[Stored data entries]
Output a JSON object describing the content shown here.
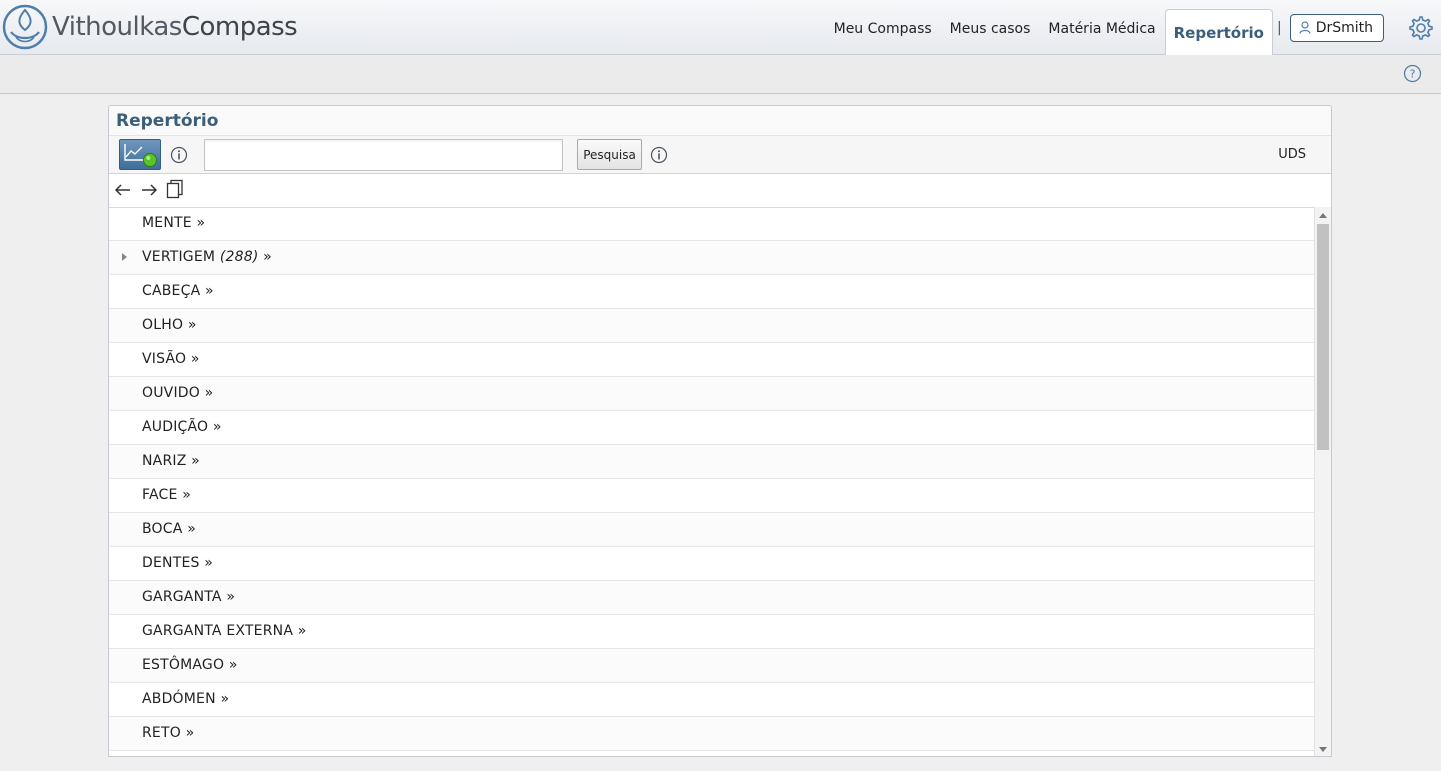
{
  "app": {
    "logo_part1": "Vithoulkas",
    "logo_part2": "Compass"
  },
  "nav": {
    "items": [
      {
        "label": "Meu Compass"
      },
      {
        "label": "Meus casos"
      },
      {
        "label": "Matéria Médica"
      },
      {
        "label": "Repertório"
      }
    ],
    "active": "Repertório",
    "separator": "|",
    "user": "DrSmith"
  },
  "panel": {
    "title": "Repertório",
    "search_placeholder": "",
    "search_button": "Pesquisa",
    "uds": "UDS"
  },
  "rubrics": [
    {
      "name": "MENTE",
      "count": "",
      "suffix": "»",
      "expandable": false
    },
    {
      "name": "VERTIGEM",
      "count": "(288)",
      "suffix": "»",
      "expandable": true
    },
    {
      "name": "CABEÇA",
      "count": "",
      "suffix": "»",
      "expandable": false
    },
    {
      "name": "OLHO",
      "count": "",
      "suffix": "»",
      "expandable": false
    },
    {
      "name": "VISÃO",
      "count": "",
      "suffix": "»",
      "expandable": false
    },
    {
      "name": "OUVIDO",
      "count": "",
      "suffix": "»",
      "expandable": false
    },
    {
      "name": "AUDIÇÃO",
      "count": "",
      "suffix": "»",
      "expandable": false
    },
    {
      "name": "NARIZ",
      "count": "",
      "suffix": "»",
      "expandable": false
    },
    {
      "name": "FACE",
      "count": "",
      "suffix": "»",
      "expandable": false
    },
    {
      "name": "BOCA",
      "count": "",
      "suffix": "»",
      "expandable": false
    },
    {
      "name": "DENTES",
      "count": "",
      "suffix": "»",
      "expandable": false
    },
    {
      "name": "GARGANTA",
      "count": "",
      "suffix": "»",
      "expandable": false
    },
    {
      "name": "GARGANTA EXTERNA",
      "count": "",
      "suffix": "»",
      "expandable": false
    },
    {
      "name": "ESTÔMAGO",
      "count": "",
      "suffix": "»",
      "expandable": false
    },
    {
      "name": "ABDÓMEN",
      "count": "",
      "suffix": "»",
      "expandable": false
    },
    {
      "name": "RETO",
      "count": "",
      "suffix": "»",
      "expandable": false
    }
  ],
  "icons": {
    "logo": "compass-logo-icon",
    "user": "user-icon",
    "settings": "gear-icon",
    "help": "help-icon",
    "graph": "chart-status-icon",
    "info": "info-icon",
    "back": "arrow-left-icon",
    "forward": "arrow-right-icon",
    "copy": "copy-icon"
  },
  "colors": {
    "accent": "#3b5f7a",
    "graph_button": "#4f7eaa",
    "status_dot": "#5bc22a"
  }
}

Required work
Make a verbatim copy of all the entries and strip out the pictures.

Response below
Output a JSON object describing the content shown here.
{
  "app": {
    "logo_part1": "Vithoulkas",
    "logo_part2": "Compass"
  },
  "nav": {
    "items": [
      {
        "label": "Meu Compass"
      },
      {
        "label": "Meus casos"
      },
      {
        "label": "Matéria Médica"
      },
      {
        "label": "Repertório"
      }
    ],
    "active": "Repertório",
    "separator": "|",
    "user": "DrSmith"
  },
  "panel": {
    "title": "Repertório",
    "search_placeholder": "",
    "search_button": "Pesquisa",
    "uds": "UDS"
  },
  "rubrics": [
    {
      "name": "MENTE",
      "count": "",
      "suffix": "»",
      "expandable": false
    },
    {
      "name": "VERTIGEM",
      "count": "(288)",
      "suffix": "»",
      "expandable": true
    },
    {
      "name": "CABEÇA",
      "count": "",
      "suffix": "»",
      "expandable": false
    },
    {
      "name": "OLHO",
      "count": "",
      "suffix": "»",
      "expandable": false
    },
    {
      "name": "VISÃO",
      "count": "",
      "suffix": "»",
      "expandable": false
    },
    {
      "name": "OUVIDO",
      "count": "",
      "suffix": "»",
      "expandable": false
    },
    {
      "name": "AUDIÇÃO",
      "count": "",
      "suffix": "»",
      "expandable": false
    },
    {
      "name": "NARIZ",
      "count": "",
      "suffix": "»",
      "expandable": false
    },
    {
      "name": "FACE",
      "count": "",
      "suffix": "»",
      "expandable": false
    },
    {
      "name": "BOCA",
      "count": "",
      "suffix": "»",
      "expandable": false
    },
    {
      "name": "DENTES",
      "count": "",
      "suffix": "»",
      "expandable": false
    },
    {
      "name": "GARGANTA",
      "count": "",
      "suffix": "»",
      "expandable": false
    },
    {
      "name": "GARGANTA EXTERNA",
      "count": "",
      "suffix": "»",
      "expandable": false
    },
    {
      "name": "ESTÔMAGO",
      "count": "",
      "suffix": "»",
      "expandable": false
    },
    {
      "name": "ABDÓMEN",
      "count": "",
      "suffix": "»",
      "expandable": false
    },
    {
      "name": "RETO",
      "count": "",
      "suffix": "»",
      "expandable": false
    }
  ],
  "icons": {
    "logo": "compass-logo-icon",
    "user": "user-icon",
    "settings": "gear-icon",
    "help": "help-icon",
    "graph": "chart-status-icon",
    "info": "info-icon",
    "back": "arrow-left-icon",
    "forward": "arrow-right-icon",
    "copy": "copy-icon"
  },
  "colors": {
    "accent": "#3b5f7a",
    "graph_button": "#4f7eaa",
    "status_dot": "#5bc22a"
  }
}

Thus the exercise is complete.